Output every line of the data exactly as it appears.

Chart and figure data
## Start

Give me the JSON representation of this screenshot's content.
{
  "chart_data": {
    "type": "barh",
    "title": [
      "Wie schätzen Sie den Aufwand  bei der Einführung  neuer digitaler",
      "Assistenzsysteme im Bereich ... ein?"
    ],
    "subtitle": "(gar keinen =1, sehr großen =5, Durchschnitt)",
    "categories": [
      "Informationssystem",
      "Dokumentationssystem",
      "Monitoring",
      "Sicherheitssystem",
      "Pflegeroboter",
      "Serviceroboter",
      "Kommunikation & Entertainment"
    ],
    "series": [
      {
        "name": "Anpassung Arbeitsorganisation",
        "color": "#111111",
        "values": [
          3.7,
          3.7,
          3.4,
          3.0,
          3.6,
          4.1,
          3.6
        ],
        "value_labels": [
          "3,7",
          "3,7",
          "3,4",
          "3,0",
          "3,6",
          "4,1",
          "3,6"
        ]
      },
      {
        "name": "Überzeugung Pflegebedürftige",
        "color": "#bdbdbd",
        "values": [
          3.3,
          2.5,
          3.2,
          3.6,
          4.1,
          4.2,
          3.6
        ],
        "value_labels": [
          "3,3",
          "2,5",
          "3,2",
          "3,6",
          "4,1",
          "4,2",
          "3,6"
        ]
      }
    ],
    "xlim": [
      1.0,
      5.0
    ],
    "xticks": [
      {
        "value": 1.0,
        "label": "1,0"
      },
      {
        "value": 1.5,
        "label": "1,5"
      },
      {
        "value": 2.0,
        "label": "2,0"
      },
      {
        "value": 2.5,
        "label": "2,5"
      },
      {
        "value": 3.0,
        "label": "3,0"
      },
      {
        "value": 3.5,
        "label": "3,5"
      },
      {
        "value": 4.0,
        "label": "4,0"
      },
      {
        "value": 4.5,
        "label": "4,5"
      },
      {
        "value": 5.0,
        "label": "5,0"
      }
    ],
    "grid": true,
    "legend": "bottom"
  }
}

## End

FULL RESPONSE -
Give me the JSON representation of this screenshot's content.
{
  "chart_data": {
    "type": "barh",
    "title": [
      "Wie schätzen Sie den Aufwand  bei der Einführung  neuer digitaler",
      "Assistenzsysteme im Bereich ... ein?"
    ],
    "subtitle": "(gar keinen =1, sehr großen =5, Durchschnitt)",
    "categories": [
      "Informationssystem",
      "Dokumentationssystem",
      "Monitoring",
      "Sicherheitssystem",
      "Pflegeroboter",
      "Serviceroboter",
      "Kommunikation & Entertainment"
    ],
    "series": [
      {
        "name": "Anpassung Arbeitsorganisation",
        "color": "#111111",
        "values": [
          3.7,
          3.7,
          3.4,
          3.0,
          3.6,
          4.1,
          3.6
        ],
        "value_labels": [
          "3,7",
          "3,7",
          "3,4",
          "3,0",
          "3,6",
          "4,1",
          "3,6"
        ]
      },
      {
        "name": "Überzeugung Pflegebedürftige",
        "color": "#bdbdbd",
        "values": [
          3.3,
          2.5,
          3.2,
          3.6,
          4.1,
          4.2,
          3.6
        ],
        "value_labels": [
          "3,3",
          "2,5",
          "3,2",
          "3,6",
          "4,1",
          "4,2",
          "3,6"
        ]
      }
    ],
    "xlim": [
      1.0,
      5.0
    ],
    "xticks": [
      {
        "value": 1.0,
        "label": "1,0"
      },
      {
        "value": 1.5,
        "label": "1,5"
      },
      {
        "value": 2.0,
        "label": "2,0"
      },
      {
        "value": 2.5,
        "label": "2,5"
      },
      {
        "value": 3.0,
        "label": "3,0"
      },
      {
        "value": 3.5,
        "label": "3,5"
      },
      {
        "value": 4.0,
        "label": "4,0"
      },
      {
        "value": 4.5,
        "label": "4,5"
      },
      {
        "value": 5.0,
        "label": "5,0"
      }
    ],
    "grid": true,
    "legend": "bottom"
  }
}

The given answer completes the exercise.